Supplied passage:
++++++

Amendment 39 in the name of Jamie Greene requires the final national islands plan to be laid before the Scottish Parliament

“on a day on which the Parliament is sitting”—

which, in effect, means not during recess. I assume that the member is worried that we will attempt to sneak out the plan during the recess when members are not looking.

Unfortunately, amendment 39 could mean our having to delay laying the plan until Parliament comes back from whatever recess got in the way. Indeed, under section 4(4), we would still have an obligation to publish the plan

“As soon as reasonably practicable”.

Whenever we lay and publish the final plan, it will be there for members to consider and debate as they wish. Section 4 builds in a 40-day parliamentary period after the draft proposed plan is laid and before the final plan is made. After that, I would not want to delay the final plan’s laying and publication any longer.

Jamie Greene

Will the minister take an intervention?

Humza Yousaf

I will finish this point and then take the intervention.

I completely understand where Jamie Greene is coming from. We have talked a lot about future proofing; as reasonable as a particular minister or Government might be at the time, we need to future proof the provision, and I am therefore more than happy to discuss the matter with the Minister for Parliamentary Business. It would be for the Scottish Parliamentary Corporate Body to have a conversation about an appropriate debate on the national islands plan when the Parliament is sitting. I also point out that the collaborative approach that we seek to take with the plan will mean that its contents will hold no surprises for members.

I am now happy to take Jamie Greene’s intervention.

Jamie Greene

Theoretically, as the bill stands, the minister could lay the plan at the beginning of, say, the summer recess, in which case Parliament would not be able to address it fully until it came back from recess. Will he clarify the timeline for the draft plan versus the final plan? By saying that the plan must at least be submitted on a parliamentary sitting day, I am trying to ensure that it is formally presented to Parliament while it is sitting. That would, for example, give MSPs the summer recess to review it. Could a draft be issued at that point? Would the 40-day deadline occur during the recess? I am a bit confused about the timeline as drafted.

Humza Yousaf

I can confirm that the 40-day period starts with the day on which the plan is laid before the Scottish Parliament. My understanding is that it is 40 sitting days, but I am happy to work with Jamie Greene to provide further clarification. Indeed, I can clarify it in writing to the committee. However, members of the Opposition, if no one else, would rightly be the first to pull us up if we attempted to sneak out something as important and as high up our agenda as the national islands plan without its getting the appropriate scrutiny.

As I have said, I do not expect there to be any surprises in the plan, given that we have discussed and know some of the main issues that will be in it and that we hear regularly from the island communities on those issues. Theoretically speaking, a draft could be laid just before summer recess and not get any scrutiny until we came back. However, I am happy to work with Jamie Greene ahead of stage 3 to try to prevent that from being the case and to devise a timetable that takes into account parliamentary recesses and appropriate levels of scrutiny.

++++++

Given records:
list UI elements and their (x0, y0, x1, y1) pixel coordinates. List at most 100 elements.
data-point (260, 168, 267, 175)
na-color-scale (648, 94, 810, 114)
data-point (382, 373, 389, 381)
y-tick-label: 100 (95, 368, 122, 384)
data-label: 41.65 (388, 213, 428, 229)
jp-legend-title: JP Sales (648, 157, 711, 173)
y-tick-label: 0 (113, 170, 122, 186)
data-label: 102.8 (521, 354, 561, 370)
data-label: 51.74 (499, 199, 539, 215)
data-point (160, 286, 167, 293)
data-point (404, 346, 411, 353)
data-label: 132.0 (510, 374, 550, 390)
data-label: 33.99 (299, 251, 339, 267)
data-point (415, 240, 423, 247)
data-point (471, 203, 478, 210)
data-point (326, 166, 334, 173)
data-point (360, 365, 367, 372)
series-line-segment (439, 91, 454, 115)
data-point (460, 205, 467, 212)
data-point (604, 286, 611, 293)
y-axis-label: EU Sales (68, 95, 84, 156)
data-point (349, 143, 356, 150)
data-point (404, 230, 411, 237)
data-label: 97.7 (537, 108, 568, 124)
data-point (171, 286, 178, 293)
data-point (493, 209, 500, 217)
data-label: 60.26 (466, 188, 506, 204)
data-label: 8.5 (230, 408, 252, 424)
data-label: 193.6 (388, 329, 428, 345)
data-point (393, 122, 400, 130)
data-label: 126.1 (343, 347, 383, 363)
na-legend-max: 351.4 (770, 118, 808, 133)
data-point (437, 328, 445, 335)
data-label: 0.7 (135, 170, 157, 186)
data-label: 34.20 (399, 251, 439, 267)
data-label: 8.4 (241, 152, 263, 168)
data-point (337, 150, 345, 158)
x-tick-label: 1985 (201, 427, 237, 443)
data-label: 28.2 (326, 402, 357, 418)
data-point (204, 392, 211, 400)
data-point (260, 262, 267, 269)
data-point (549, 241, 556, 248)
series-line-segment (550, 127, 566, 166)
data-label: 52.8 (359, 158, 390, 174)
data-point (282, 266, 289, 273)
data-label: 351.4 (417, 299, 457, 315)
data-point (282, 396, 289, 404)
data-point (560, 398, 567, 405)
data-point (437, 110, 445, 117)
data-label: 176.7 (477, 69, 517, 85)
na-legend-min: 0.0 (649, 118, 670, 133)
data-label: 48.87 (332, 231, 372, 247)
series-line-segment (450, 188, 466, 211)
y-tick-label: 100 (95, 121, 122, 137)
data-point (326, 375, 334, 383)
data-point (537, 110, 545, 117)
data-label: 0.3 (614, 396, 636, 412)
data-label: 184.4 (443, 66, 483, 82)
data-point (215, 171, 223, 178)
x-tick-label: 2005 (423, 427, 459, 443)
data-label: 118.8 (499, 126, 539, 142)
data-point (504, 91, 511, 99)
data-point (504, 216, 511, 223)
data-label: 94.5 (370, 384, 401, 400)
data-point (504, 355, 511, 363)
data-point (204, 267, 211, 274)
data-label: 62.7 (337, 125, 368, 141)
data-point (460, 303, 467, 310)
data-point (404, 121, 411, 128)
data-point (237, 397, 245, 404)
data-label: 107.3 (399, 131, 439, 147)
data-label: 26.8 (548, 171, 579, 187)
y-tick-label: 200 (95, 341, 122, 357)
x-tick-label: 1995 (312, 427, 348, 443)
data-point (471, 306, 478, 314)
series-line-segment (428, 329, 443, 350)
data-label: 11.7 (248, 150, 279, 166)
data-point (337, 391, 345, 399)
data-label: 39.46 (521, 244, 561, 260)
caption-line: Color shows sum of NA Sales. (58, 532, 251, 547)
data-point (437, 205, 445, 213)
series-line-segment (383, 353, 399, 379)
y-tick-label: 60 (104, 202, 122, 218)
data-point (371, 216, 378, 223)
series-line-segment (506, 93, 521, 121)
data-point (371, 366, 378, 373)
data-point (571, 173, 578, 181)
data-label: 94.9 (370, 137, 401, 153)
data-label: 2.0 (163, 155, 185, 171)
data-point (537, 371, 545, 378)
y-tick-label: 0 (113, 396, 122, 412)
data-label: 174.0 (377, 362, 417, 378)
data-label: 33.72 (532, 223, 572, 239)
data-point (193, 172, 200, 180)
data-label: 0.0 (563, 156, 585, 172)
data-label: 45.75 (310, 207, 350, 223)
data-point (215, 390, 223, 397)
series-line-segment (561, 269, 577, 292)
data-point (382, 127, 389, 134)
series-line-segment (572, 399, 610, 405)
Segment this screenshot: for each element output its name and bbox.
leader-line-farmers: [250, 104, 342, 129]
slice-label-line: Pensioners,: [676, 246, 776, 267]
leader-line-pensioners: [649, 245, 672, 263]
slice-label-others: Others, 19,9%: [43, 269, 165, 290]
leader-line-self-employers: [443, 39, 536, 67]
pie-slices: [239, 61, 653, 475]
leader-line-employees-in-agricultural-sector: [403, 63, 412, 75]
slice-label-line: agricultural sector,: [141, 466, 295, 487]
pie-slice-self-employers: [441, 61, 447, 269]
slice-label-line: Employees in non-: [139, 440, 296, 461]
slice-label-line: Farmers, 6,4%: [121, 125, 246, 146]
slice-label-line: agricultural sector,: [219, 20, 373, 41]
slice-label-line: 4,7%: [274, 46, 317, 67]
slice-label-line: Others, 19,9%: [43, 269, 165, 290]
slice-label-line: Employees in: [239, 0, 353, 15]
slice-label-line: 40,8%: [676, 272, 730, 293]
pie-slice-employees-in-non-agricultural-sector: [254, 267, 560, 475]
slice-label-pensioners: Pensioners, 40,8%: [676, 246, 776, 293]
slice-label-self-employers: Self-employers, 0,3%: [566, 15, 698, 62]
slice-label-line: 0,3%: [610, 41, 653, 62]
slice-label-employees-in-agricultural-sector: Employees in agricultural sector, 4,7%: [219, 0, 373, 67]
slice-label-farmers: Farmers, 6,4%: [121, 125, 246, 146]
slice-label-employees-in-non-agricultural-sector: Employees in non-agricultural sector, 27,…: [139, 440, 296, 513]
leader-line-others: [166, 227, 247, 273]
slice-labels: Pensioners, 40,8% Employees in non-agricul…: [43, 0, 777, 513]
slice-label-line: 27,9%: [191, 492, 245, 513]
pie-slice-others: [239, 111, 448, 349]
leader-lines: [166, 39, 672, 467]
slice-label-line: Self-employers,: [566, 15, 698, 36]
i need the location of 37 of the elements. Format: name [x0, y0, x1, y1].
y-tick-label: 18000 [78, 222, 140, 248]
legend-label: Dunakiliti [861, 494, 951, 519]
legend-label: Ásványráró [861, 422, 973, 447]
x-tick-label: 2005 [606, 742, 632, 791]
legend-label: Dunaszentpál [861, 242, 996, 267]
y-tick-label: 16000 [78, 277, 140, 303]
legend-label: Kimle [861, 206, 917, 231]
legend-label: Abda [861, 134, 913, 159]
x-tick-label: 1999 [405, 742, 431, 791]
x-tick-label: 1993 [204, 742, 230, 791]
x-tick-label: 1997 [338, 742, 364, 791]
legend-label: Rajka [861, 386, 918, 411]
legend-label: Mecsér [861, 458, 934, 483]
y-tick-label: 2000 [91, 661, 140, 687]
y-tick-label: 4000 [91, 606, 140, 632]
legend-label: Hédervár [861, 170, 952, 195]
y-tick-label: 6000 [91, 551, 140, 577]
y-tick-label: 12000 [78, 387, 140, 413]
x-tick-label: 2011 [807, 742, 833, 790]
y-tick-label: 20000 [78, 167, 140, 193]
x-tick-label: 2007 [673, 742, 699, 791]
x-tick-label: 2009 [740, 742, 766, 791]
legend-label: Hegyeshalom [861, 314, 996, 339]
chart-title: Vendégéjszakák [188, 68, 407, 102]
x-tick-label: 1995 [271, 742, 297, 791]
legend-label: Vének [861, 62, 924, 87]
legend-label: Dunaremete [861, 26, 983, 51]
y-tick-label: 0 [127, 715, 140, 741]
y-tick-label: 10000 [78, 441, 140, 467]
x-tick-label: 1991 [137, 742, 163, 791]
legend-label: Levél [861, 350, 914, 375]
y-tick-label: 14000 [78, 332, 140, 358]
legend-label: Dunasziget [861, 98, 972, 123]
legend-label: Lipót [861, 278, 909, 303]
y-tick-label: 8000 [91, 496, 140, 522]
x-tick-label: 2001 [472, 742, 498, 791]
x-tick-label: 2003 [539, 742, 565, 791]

++++++

What is asked:
Please answer these questions from the islands plan debate:
(a) Which section creates the obligation to publish the plan "As soon as reasonably practicable"?
(b) Which body would discuss an appropriate debate on the national islands plan when the Parliament is sitting?
(c) On what day does the 40-day period start?

Answer to the problem:
(a) Section 4(4).
(b) The Scottish Parliamentary Corporate Body.
(c) The day on which the plan is laid before the Scottish Parliament.